Exercise brief =>
Identify, in the records below, every line where the string "показателем" appears, and copy each such line.
══ Records to process
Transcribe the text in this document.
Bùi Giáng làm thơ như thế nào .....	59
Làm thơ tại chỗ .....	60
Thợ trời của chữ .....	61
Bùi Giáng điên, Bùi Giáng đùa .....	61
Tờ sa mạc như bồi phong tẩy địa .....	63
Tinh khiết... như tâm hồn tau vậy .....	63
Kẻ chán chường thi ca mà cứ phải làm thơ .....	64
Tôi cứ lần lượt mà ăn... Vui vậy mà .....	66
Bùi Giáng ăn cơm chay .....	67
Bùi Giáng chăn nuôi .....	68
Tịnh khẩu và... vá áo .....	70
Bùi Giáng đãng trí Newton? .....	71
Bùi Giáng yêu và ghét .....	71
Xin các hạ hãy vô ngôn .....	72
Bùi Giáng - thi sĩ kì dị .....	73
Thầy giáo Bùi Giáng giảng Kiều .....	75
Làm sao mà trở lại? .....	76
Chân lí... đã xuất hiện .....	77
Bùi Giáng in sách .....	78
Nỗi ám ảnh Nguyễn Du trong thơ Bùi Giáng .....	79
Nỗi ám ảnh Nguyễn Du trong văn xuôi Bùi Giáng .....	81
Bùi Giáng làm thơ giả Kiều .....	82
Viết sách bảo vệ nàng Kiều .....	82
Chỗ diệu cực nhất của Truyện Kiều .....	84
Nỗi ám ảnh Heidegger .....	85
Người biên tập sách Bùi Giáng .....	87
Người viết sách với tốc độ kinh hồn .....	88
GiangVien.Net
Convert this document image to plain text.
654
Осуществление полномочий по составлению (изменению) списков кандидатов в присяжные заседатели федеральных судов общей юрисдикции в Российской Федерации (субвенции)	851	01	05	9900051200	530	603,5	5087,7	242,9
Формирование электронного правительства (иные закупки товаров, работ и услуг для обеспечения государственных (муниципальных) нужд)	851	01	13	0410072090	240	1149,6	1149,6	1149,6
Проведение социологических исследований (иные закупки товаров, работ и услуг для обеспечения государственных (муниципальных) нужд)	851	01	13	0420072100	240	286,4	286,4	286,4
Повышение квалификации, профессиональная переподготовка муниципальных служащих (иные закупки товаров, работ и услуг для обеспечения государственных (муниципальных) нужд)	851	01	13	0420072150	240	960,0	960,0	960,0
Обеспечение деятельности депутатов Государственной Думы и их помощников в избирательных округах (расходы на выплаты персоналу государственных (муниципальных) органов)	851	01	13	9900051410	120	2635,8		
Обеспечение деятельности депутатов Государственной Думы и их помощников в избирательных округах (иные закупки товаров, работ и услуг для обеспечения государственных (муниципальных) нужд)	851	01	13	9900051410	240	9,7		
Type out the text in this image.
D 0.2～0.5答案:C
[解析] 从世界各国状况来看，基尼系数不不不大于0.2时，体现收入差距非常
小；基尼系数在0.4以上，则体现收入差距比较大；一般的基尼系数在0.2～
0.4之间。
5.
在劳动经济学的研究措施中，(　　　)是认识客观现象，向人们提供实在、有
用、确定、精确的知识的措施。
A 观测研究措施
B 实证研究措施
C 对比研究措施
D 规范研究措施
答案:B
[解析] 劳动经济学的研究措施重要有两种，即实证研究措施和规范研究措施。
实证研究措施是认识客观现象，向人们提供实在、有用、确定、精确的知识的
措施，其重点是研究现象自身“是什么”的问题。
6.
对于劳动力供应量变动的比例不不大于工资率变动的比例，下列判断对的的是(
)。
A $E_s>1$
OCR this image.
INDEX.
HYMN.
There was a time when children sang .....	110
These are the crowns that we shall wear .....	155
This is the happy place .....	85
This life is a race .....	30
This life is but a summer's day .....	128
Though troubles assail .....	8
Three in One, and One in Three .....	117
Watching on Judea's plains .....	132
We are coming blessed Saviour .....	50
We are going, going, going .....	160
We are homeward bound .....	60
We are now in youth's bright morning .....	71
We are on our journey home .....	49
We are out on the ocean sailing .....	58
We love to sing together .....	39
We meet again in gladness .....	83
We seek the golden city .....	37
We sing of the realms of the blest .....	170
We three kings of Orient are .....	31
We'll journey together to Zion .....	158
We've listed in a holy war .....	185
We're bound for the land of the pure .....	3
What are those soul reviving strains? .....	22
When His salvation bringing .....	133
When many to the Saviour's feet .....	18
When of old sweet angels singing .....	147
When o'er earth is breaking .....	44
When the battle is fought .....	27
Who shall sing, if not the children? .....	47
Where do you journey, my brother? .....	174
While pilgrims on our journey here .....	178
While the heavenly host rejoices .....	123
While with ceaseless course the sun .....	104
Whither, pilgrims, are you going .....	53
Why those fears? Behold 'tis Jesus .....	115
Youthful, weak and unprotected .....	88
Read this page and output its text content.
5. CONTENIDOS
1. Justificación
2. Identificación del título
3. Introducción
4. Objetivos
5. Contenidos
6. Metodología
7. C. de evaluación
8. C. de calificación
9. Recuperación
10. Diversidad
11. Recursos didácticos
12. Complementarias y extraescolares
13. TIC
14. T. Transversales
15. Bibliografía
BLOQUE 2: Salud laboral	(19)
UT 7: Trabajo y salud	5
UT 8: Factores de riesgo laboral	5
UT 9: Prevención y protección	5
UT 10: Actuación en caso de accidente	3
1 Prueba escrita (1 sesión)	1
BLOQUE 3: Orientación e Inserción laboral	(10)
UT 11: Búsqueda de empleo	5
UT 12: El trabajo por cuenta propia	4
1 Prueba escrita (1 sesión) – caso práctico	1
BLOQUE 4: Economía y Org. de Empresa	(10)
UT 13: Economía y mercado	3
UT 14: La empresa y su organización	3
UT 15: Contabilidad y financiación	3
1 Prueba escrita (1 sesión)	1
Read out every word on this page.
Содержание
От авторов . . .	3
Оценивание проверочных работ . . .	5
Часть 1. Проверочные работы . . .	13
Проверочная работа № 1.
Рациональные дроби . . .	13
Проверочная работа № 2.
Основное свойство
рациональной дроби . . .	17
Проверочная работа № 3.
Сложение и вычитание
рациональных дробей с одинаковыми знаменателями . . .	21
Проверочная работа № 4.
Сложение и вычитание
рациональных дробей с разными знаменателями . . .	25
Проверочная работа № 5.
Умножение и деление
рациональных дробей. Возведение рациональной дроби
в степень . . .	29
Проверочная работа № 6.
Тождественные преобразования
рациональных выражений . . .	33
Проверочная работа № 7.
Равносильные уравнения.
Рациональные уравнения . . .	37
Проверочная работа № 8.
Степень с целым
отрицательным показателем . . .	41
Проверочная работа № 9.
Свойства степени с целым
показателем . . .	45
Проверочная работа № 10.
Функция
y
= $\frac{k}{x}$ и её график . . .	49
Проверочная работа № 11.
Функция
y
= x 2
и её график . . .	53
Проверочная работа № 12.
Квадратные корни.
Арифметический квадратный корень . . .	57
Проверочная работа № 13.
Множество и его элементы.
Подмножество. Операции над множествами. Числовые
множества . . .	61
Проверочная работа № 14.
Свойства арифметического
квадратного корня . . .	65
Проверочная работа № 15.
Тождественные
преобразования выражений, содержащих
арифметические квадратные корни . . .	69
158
════
Final result =>
отрицательным показателем . . .	41
показателем . . .	45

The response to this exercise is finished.